* begin *

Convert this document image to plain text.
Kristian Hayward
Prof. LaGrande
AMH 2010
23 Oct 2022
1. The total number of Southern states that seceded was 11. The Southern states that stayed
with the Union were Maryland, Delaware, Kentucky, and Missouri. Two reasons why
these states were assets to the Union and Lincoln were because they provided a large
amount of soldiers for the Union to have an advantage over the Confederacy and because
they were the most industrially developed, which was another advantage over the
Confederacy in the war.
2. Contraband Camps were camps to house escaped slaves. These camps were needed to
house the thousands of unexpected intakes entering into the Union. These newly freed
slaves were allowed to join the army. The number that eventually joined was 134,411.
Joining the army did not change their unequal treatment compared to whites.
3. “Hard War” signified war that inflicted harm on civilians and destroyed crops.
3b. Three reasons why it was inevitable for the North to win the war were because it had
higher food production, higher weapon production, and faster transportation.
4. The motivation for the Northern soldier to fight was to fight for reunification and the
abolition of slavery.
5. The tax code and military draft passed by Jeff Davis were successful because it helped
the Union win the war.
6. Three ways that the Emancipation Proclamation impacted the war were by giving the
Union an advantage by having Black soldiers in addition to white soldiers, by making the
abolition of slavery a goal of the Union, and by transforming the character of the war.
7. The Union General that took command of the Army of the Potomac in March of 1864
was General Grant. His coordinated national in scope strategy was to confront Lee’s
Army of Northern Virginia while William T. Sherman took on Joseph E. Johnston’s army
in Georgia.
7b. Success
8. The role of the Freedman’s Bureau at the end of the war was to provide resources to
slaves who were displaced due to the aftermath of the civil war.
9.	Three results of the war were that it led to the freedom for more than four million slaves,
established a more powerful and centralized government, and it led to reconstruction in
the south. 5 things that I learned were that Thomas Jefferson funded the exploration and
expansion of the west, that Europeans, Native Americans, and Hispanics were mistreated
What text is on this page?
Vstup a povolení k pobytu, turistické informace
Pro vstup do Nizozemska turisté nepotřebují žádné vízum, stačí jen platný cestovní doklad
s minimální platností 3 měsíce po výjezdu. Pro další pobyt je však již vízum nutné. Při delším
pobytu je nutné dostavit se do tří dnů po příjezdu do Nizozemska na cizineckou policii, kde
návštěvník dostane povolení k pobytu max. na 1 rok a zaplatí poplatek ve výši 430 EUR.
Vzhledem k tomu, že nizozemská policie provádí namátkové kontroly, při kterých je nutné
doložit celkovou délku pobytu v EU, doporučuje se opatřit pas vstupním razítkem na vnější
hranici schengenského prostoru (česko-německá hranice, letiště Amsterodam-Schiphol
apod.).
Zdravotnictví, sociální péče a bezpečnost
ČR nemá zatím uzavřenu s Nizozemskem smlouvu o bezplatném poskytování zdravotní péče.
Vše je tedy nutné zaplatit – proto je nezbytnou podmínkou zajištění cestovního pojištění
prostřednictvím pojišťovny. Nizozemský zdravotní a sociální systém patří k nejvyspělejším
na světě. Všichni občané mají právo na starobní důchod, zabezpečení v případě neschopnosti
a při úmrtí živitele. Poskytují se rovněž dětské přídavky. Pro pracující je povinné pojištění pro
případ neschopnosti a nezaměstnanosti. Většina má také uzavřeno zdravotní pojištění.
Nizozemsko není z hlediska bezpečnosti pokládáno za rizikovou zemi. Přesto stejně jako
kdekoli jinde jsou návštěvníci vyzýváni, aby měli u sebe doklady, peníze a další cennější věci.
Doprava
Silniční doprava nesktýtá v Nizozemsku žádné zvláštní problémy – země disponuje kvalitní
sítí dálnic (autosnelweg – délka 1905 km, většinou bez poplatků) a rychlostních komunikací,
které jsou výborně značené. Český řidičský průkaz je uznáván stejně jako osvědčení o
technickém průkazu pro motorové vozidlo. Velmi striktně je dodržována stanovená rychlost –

* end *

What to work on -> Copy down the material exactly as written.

Exercise response ->
Convert this document image to plain text.
Kristian Hayward
Prof. LaGrande
AMH 2010
23 Oct 2022
1. The total number of Southern states that seceded was 11. The Southern states that stayed
with the Union were Maryland, Delaware, Kentucky, and Missouri. Two reasons why
these states were assets to the Union and Lincoln were because they provided a large
amount of soldiers for the Union to have an advantage over the Confederacy and because
they were the most industrially developed, which was another advantage over the
Confederacy in the war.
2. Contraband Camps were camps to house escaped slaves. These camps were needed to
house the thousands of unexpected intakes entering into the Union. These newly freed
slaves were allowed to join the army. The number that eventually joined was 134,411.
Joining the army did not change their unequal treatment compared to whites.
3. “Hard War” signified war that inflicted harm on civilians and destroyed crops.
3b. Three reasons why it was inevitable for the North to win the war were because it had
higher food production, higher weapon production, and faster transportation.
4. The motivation for the Northern soldier to fight was to fight for reunification and the
abolition of slavery.
5. The tax code and military draft passed by Jeff Davis were successful because it helped
the Union win the war.
6. Three ways that the Emancipation Proclamation impacted the war were by giving the
Union an advantage by having Black soldiers in addition to white soldiers, by making the
abolition of slavery a goal of the Union, and by transforming the character of the war.
7. The Union General that took command of the Army of the Potomac in March of 1864
was General Grant. His coordinated national in scope strategy was to confront Lee’s
Army of Northern Virginia while William T. Sherman took on Joseph E. Johnston’s army
in Georgia.
7b. Success
8. The role of the Freedman’s Bureau at the end of the war was to provide resources to
slaves who were displaced due to the aftermath of the civil war.
9.	Three results of the war were that it led to the freedom for more than four million slaves,
established a more powerful and centralized government, and it led to reconstruction in
the south. 5 things that I learned were that Thomas Jefferson funded the exploration and
expansion of the west, that Europeans, Native Americans, and Hispanics were mistreated
What text is on this page?
Vstup a povolení k pobytu, turistické informace
Pro vstup do Nizozemska turisté nepotřebují žádné vízum, stačí jen platný cestovní doklad
s minimální platností 3 měsíce po výjezdu. Pro další pobyt je však již vízum nutné. Při delším
pobytu je nutné dostavit se do tří dnů po příjezdu do Nizozemska na cizineckou policii, kde
návštěvník dostane povolení k pobytu max. na 1 rok a zaplatí poplatek ve výši 430 EUR.
Vzhledem k tomu, že nizozemská policie provádí namátkové kontroly, při kterých je nutné
doložit celkovou délku pobytu v EU, doporučuje se opatřit pas vstupním razítkem na vnější
hranici schengenského prostoru (česko-německá hranice, letiště Amsterodam-Schiphol
apod.).
Zdravotnictví, sociální péče a bezpečnost
ČR nemá zatím uzavřenu s Nizozemskem smlouvu o bezplatném poskytování zdravotní péče.
Vše je tedy nutné zaplatit – proto je nezbytnou podmínkou zajištění cestovního pojištění
prostřednictvím pojišťovny. Nizozemský zdravotní a sociální systém patří k nejvyspělejším
na světě. Všichni občané mají právo na starobní důchod, zabezpečení v případě neschopnosti
a při úmrtí živitele. Poskytují se rovněž dětské přídavky. Pro pracující je povinné pojištění pro
případ neschopnosti a nezaměstnanosti. Většina má také uzavřeno zdravotní pojištění.
Nizozemsko není z hlediska bezpečnosti pokládáno za rizikovou zemi. Přesto stejně jako
kdekoli jinde jsou návštěvníci vyzýváni, aby měli u sebe doklady, peníze a další cennější věci.
Doprava
Silniční doprava nesktýtá v Nizozemsku žádné zvláštní problémy – země disponuje kvalitní
sítí dálnic (autosnelweg – délka 1905 km, většinou bez poplatků) a rychlostních komunikací,
které jsou výborně značené. Český řidičský průkaz je uznáván stejně jako osvědčení o
technickém průkazu pro motorové vozidlo. Velmi striktně je dodržována stanovená rychlost –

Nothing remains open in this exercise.